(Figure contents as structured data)

---+---

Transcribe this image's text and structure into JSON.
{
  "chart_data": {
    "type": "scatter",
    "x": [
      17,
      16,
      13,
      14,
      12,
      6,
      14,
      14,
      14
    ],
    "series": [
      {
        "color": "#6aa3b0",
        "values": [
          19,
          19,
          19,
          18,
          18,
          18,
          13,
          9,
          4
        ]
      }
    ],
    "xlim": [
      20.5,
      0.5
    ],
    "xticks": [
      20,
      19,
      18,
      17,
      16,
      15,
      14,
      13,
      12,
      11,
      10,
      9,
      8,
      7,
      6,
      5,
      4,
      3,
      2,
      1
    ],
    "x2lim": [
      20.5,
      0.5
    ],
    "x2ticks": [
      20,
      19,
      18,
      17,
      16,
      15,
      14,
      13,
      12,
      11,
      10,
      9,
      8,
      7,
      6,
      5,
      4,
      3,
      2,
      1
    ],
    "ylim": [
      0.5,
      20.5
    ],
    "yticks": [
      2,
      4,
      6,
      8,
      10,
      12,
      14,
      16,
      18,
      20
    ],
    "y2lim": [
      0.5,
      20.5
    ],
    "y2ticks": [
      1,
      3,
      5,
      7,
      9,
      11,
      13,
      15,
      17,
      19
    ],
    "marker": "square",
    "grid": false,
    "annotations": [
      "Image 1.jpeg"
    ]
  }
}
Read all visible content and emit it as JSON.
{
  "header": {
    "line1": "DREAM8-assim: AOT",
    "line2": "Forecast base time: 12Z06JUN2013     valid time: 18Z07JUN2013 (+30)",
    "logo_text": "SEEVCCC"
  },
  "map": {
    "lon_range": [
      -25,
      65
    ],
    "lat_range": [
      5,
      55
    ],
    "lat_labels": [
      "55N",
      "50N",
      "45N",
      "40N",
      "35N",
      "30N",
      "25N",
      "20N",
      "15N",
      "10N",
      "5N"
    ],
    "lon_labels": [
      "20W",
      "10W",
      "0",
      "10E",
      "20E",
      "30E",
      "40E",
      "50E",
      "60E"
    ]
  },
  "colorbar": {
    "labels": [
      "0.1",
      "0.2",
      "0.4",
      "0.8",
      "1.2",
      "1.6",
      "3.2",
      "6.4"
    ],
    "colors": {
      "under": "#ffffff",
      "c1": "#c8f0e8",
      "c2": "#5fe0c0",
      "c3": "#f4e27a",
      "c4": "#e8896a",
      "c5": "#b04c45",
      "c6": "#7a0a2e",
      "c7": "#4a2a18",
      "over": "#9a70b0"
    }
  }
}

---+---

### [WORK REQUIRED]
Make an exact copy of every entry.

### [FULL RESPONSE]
Transcribe this image's text and structure into JSON.
{
  "chart_data": {
    "type": "scatter",
    "x": [
      17,
      16,
      13,
      14,
      12,
      6,
      14,
      14,
      14
    ],
    "series": [
      {
        "color": "#6aa3b0",
        "values": [
          19,
          19,
          19,
          18,
          18,
          18,
          13,
          9,
          4
        ]
      }
    ],
    "xlim": [
      20.5,
      0.5
    ],
    "xticks": [
      20,
      19,
      18,
      17,
      16,
      15,
      14,
      13,
      12,
      11,
      10,
      9,
      8,
      7,
      6,
      5,
      4,
      3,
      2,
      1
    ],
    "x2lim": [
      20.5,
      0.5
    ],
    "x2ticks": [
      20,
      19,
      18,
      17,
      16,
      15,
      14,
      13,
      12,
      11,
      10,
      9,
      8,
      7,
      6,
      5,
      4,
      3,
      2,
      1
    ],
    "ylim": [
      0.5,
      20.5
    ],
    "yticks": [
      2,
      4,
      6,
      8,
      10,
      12,
      14,
      16,
      18,
      20
    ],
    "y2lim": [
      0.5,
      20.5
    ],
    "y2ticks": [
      1,
      3,
      5,
      7,
      9,
      11,
      13,
      15,
      17,
      19
    ],
    "marker": "square",
    "grid": false,
    "annotations": [
      "Image 1.jpeg"
    ]
  }
}
Read all visible content and emit it as JSON.
{
  "header": {
    "line1": "DREAM8-assim: AOT",
    "line2": "Forecast base time: 12Z06JUN2013     valid time: 18Z07JUN2013 (+30)",
    "logo_text": "SEEVCCC"
  },
  "map": {
    "lon_range": [
      -25,
      65
    ],
    "lat_range": [
      5,
      55
    ],
    "lat_labels": [
      "55N",
      "50N",
      "45N",
      "40N",
      "35N",
      "30N",
      "25N",
      "20N",
      "15N",
      "10N",
      "5N"
    ],
    "lon_labels": [
      "20W",
      "10W",
      "0",
      "10E",
      "20E",
      "30E",
      "40E",
      "50E",
      "60E"
    ]
  },
  "colorbar": {
    "labels": [
      "0.1",
      "0.2",
      "0.4",
      "0.8",
      "1.2",
      "1.6",
      "3.2",
      "6.4"
    ],
    "colors": {
      "under": "#ffffff",
      "c1": "#c8f0e8",
      "c2": "#5fe0c0",
      "c3": "#f4e27a",
      "c4": "#e8896a",
      "c5": "#b04c45",
      "c6": "#7a0a2e",
      "c7": "#4a2a18",
      "over": "#9a70b0"
    }
  }
}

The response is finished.